Stated task: Sift the listing for lines that hold the string "legend" and pull them out.

## Begin

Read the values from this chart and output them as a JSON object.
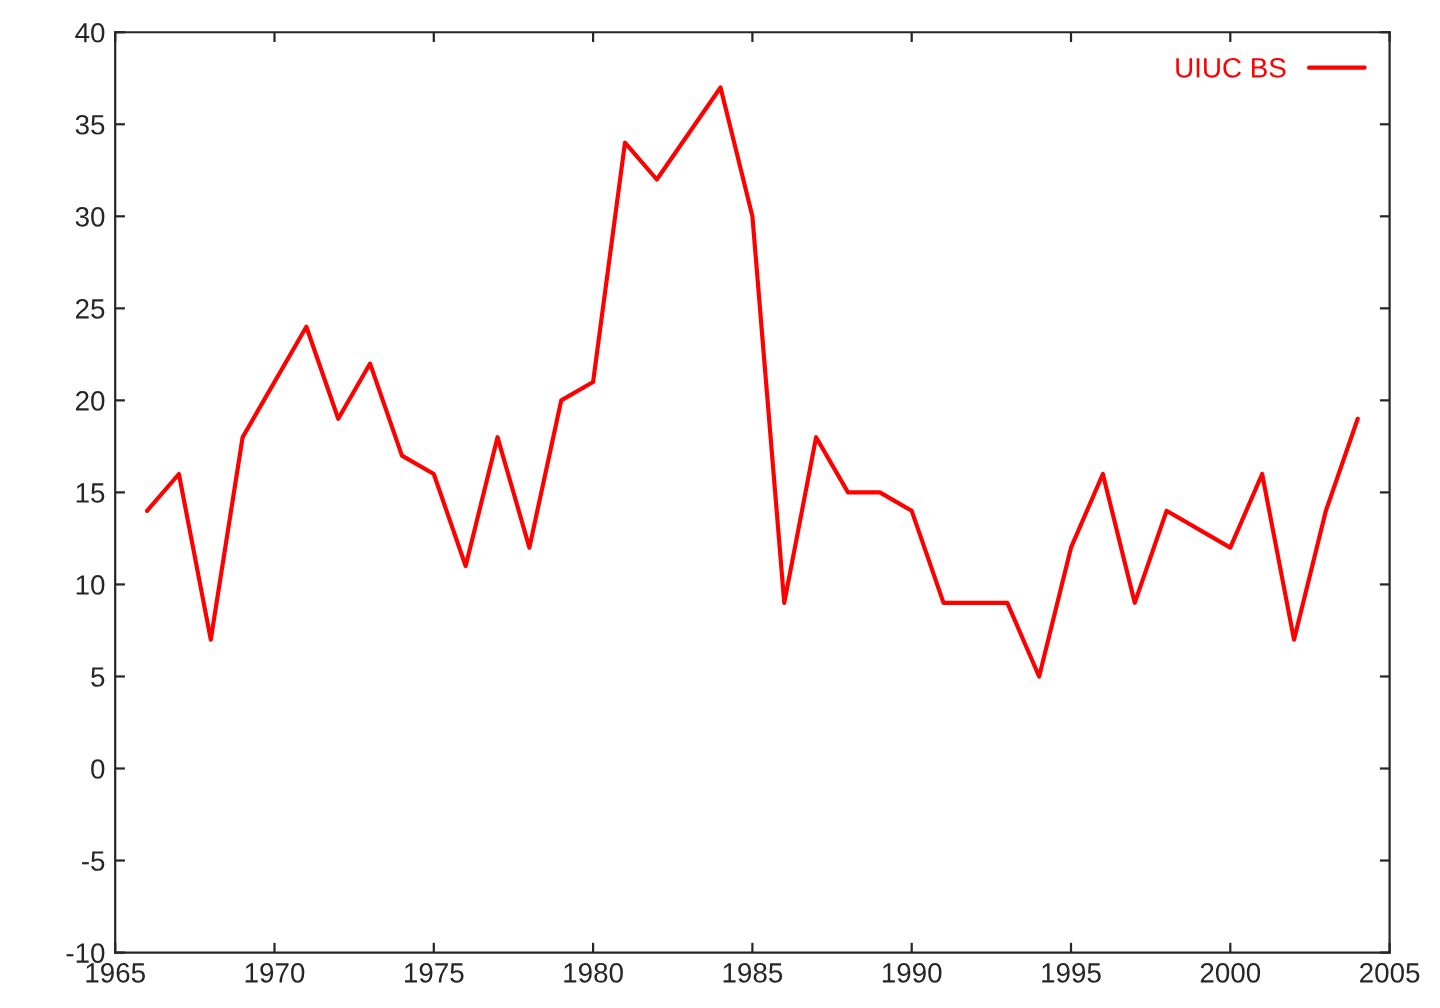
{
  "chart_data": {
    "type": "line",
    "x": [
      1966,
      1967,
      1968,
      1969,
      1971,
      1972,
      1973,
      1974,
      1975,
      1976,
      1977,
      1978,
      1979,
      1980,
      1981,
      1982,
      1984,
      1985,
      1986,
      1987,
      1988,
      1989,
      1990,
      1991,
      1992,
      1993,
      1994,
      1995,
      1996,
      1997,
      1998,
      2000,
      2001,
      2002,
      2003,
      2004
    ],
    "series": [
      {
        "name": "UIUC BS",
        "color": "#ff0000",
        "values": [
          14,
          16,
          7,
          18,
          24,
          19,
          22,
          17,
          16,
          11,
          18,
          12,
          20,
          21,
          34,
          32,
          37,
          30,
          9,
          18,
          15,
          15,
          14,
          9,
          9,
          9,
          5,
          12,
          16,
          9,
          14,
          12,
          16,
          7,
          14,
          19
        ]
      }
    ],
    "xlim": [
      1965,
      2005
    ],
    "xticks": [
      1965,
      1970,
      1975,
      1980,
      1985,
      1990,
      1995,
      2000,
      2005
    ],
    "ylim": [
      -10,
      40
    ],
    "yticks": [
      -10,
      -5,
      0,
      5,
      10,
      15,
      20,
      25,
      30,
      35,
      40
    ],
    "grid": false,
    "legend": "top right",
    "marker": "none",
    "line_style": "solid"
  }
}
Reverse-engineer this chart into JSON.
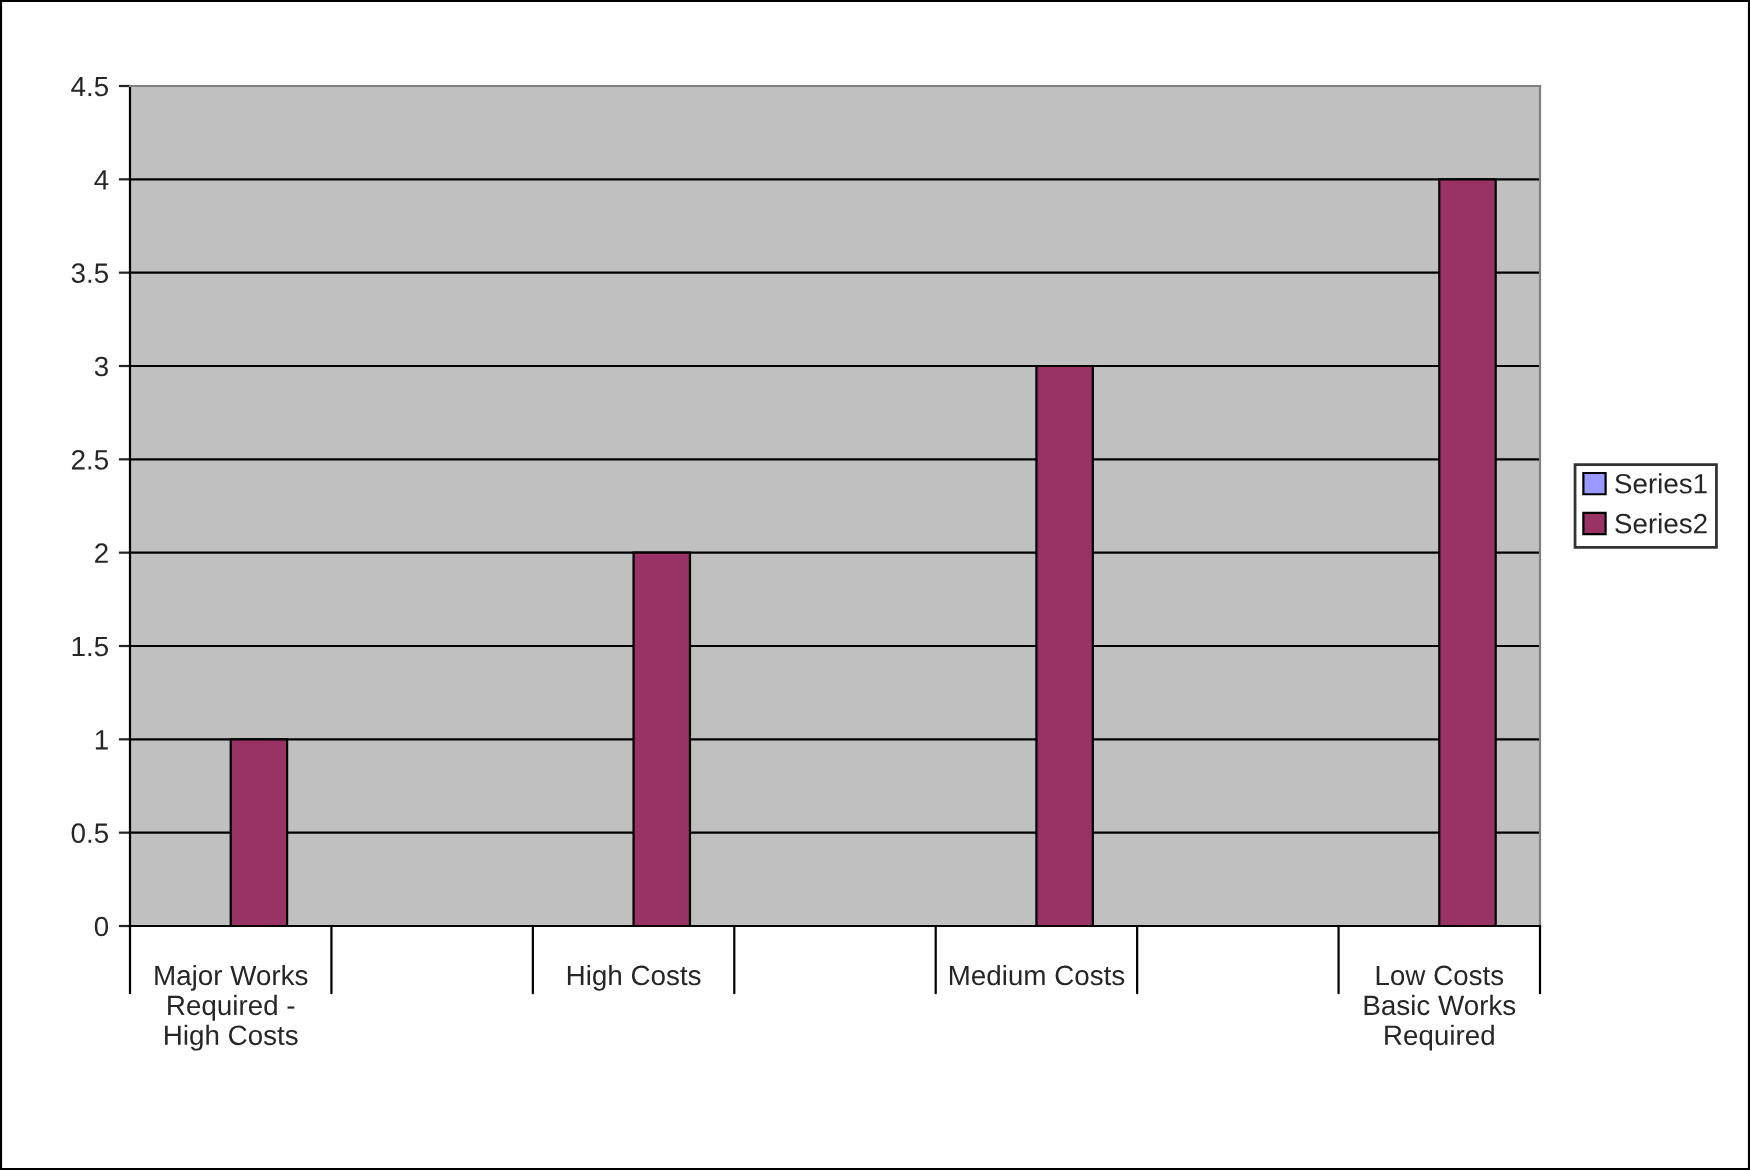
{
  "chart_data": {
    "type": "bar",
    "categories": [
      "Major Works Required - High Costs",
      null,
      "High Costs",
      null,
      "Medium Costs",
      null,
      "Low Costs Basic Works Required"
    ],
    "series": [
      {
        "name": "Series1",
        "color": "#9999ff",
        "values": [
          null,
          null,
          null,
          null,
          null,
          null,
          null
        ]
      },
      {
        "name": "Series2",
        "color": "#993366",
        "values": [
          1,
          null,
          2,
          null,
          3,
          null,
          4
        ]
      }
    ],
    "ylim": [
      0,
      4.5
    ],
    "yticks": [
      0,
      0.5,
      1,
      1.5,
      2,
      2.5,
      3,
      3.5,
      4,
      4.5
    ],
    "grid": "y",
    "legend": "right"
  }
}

## End
## Begin

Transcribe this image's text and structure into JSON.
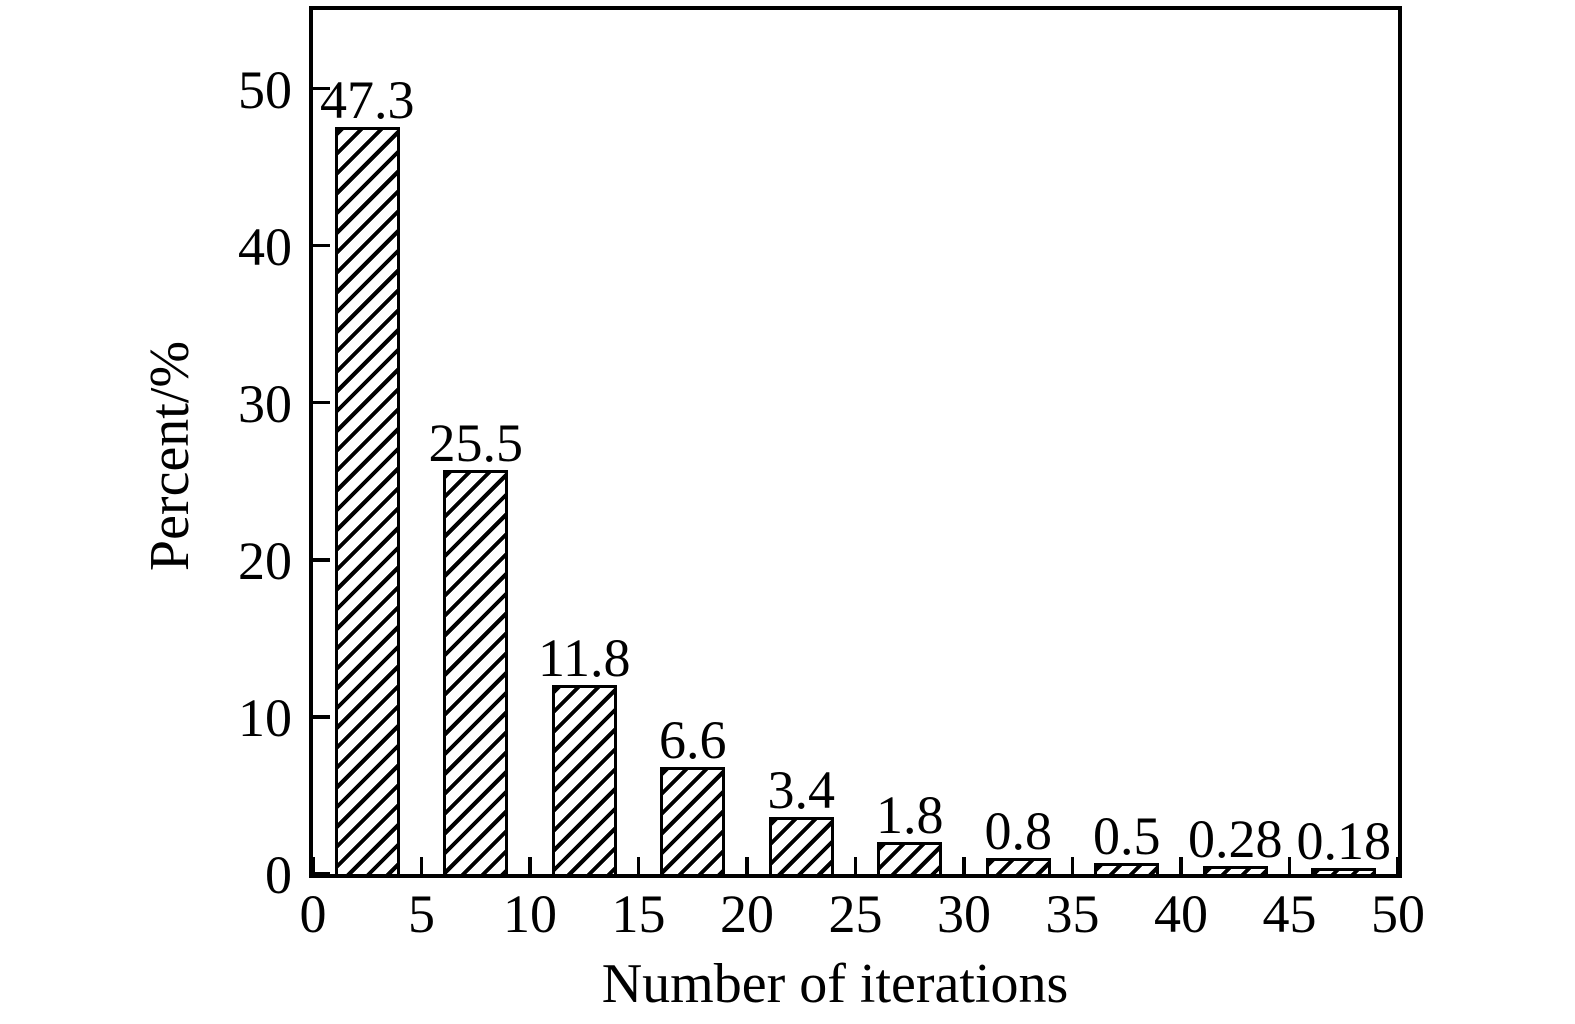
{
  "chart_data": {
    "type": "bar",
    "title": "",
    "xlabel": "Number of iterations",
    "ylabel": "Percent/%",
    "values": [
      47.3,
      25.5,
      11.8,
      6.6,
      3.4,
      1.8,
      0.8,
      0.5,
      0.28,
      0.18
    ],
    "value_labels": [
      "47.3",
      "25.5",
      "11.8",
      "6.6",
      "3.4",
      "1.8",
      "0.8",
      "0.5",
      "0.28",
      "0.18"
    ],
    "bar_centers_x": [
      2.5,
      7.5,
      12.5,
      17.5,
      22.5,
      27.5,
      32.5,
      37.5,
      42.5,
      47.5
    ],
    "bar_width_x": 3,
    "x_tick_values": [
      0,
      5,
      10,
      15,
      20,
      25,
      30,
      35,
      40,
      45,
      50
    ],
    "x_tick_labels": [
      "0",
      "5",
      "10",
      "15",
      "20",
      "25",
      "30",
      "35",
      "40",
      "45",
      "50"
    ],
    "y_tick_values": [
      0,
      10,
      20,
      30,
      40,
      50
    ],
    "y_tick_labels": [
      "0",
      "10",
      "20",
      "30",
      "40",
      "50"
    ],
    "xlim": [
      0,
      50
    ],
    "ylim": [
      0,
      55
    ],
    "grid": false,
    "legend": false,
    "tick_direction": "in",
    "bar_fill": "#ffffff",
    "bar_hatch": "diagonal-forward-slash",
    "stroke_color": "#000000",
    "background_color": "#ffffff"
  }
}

## End

Answer to this task:
    "legend": "top right",
    "legend": "right"
    "legend": false,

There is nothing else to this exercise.